** start Data to use **

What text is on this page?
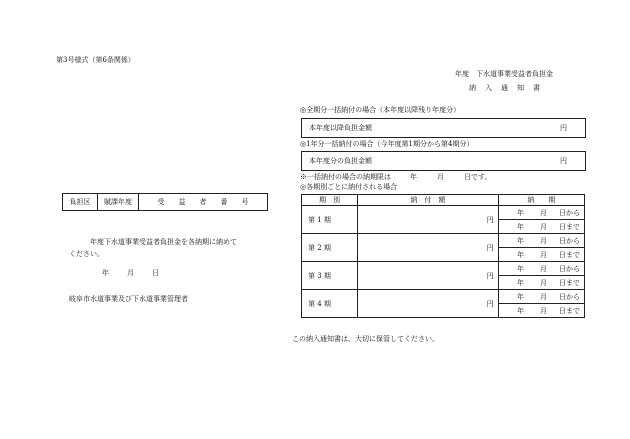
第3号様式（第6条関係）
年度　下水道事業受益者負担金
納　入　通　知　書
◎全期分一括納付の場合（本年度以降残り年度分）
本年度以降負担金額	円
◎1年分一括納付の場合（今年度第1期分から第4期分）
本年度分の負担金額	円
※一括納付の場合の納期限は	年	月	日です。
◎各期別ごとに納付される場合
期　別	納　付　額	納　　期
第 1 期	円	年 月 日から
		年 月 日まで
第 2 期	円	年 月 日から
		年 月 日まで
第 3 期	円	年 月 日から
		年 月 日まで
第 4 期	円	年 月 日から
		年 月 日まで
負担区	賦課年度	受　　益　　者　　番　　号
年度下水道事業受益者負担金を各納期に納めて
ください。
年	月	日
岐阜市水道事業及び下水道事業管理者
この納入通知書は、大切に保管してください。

** end Data to use **
** start Data to use **

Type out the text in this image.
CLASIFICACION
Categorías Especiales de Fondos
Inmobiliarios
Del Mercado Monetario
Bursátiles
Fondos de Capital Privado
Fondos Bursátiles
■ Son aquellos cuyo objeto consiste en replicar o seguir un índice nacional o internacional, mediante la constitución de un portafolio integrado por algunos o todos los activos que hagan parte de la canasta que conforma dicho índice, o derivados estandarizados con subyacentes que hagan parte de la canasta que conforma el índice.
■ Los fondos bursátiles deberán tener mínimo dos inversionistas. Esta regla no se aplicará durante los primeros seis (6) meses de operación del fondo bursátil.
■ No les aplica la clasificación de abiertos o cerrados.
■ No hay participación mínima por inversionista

** end Data to use **
** start Data to use **

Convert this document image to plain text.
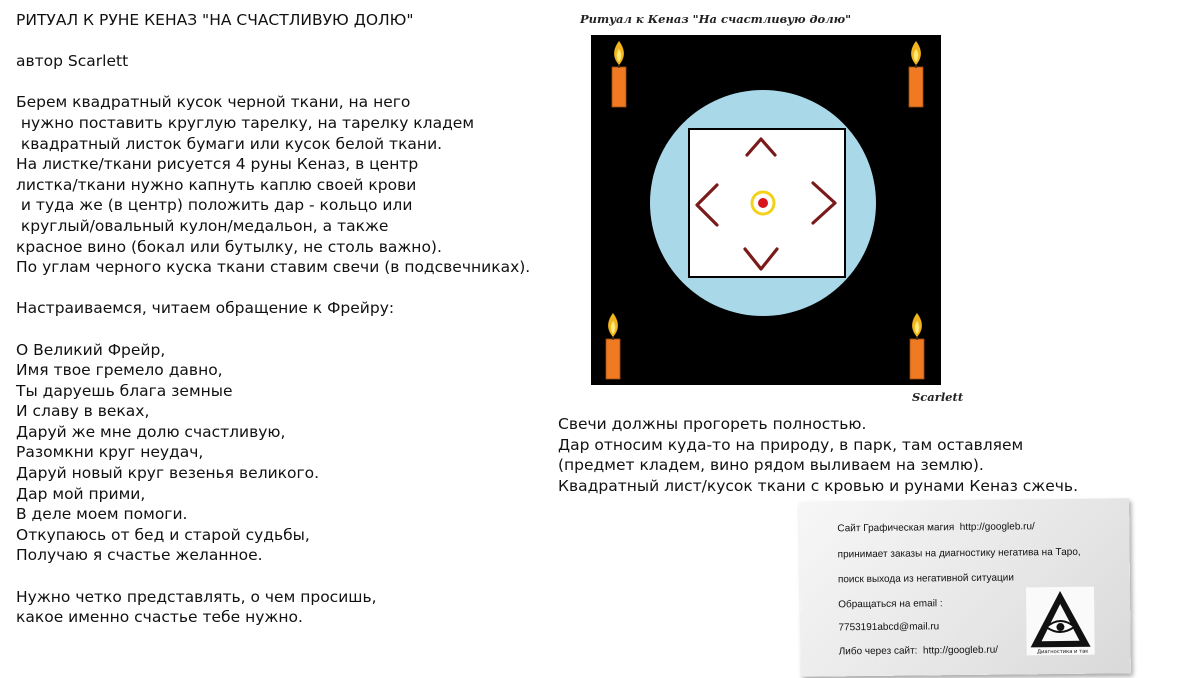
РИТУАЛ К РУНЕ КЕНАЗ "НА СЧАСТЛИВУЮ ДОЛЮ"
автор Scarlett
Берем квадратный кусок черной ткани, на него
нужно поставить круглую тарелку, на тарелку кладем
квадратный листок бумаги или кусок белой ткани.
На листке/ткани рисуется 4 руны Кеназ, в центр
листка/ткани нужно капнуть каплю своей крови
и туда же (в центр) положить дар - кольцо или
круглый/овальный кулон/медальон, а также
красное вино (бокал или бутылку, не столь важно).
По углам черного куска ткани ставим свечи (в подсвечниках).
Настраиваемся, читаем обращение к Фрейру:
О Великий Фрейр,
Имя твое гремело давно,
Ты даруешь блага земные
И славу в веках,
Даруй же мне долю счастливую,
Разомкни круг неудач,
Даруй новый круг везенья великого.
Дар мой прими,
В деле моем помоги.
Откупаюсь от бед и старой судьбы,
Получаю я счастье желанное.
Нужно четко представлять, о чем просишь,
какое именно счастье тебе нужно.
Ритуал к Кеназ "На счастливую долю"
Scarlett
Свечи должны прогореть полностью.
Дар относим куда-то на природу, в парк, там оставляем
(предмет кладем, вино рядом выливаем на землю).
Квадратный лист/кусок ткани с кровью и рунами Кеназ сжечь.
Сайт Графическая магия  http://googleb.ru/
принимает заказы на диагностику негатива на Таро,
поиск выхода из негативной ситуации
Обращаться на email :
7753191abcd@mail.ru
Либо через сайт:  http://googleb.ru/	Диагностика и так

** end Data to use **

> **What you have to do**
Look through the records and gather each line with the word "счастье".

> **Answer for this exercise**
Получаю я счастье желанное.
какое именно счастье тебе нужно.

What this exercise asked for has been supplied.